[Data items]
--

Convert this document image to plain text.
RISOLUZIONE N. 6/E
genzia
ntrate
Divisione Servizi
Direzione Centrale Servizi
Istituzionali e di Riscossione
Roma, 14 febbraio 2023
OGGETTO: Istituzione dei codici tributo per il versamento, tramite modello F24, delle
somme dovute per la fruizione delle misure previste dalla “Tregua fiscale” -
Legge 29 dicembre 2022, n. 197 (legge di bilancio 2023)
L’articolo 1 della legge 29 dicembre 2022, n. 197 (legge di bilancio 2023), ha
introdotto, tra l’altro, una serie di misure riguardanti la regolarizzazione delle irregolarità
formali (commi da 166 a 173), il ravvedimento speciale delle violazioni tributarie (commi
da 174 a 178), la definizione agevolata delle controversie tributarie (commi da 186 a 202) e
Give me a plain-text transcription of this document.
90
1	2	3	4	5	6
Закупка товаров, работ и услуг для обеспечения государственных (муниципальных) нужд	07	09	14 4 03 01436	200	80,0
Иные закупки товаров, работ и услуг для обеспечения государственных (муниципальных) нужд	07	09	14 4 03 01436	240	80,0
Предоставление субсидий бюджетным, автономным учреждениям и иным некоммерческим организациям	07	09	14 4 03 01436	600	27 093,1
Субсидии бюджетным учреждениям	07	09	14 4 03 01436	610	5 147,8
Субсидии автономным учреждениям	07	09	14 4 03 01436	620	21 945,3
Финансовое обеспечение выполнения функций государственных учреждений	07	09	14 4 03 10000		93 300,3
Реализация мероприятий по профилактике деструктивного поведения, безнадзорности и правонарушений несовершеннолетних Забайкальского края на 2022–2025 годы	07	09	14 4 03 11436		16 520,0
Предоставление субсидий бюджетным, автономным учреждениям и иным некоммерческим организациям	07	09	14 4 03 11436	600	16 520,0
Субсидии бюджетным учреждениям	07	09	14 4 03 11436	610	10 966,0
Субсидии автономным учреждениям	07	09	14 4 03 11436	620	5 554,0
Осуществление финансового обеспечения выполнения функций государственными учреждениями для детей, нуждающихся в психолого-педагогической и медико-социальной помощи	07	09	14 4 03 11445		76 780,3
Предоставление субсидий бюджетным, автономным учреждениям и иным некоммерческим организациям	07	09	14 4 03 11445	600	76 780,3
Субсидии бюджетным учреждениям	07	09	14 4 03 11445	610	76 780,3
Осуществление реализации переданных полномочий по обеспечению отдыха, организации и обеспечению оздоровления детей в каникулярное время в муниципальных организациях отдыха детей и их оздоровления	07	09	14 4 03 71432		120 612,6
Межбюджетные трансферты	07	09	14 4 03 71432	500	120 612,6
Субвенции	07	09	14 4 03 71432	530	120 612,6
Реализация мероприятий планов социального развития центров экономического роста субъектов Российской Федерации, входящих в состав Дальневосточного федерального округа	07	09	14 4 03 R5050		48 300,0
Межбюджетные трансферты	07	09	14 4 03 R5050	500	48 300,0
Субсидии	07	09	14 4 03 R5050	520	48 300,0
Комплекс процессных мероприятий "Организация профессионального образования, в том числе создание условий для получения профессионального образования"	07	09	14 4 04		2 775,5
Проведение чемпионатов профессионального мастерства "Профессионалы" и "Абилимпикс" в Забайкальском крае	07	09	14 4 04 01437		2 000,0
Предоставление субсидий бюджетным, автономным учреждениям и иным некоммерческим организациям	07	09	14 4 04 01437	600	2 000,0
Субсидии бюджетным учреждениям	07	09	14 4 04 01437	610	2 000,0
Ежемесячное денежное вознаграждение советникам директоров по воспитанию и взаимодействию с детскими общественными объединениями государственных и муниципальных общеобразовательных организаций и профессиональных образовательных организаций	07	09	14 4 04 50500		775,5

--

EXERCISE TASK: Find each line holding "работ". Copy it out.

FULL RESPONSE:
Закупка товаров, работ и услуг для обеспечения государственных (муниципальных) нужд	07	09	14 4 03 01436	200	80,0
Иные закупки товаров, работ и услуг для обеспечения государственных (муниципальных) нужд	07	09	14 4 03 01436	240	80,0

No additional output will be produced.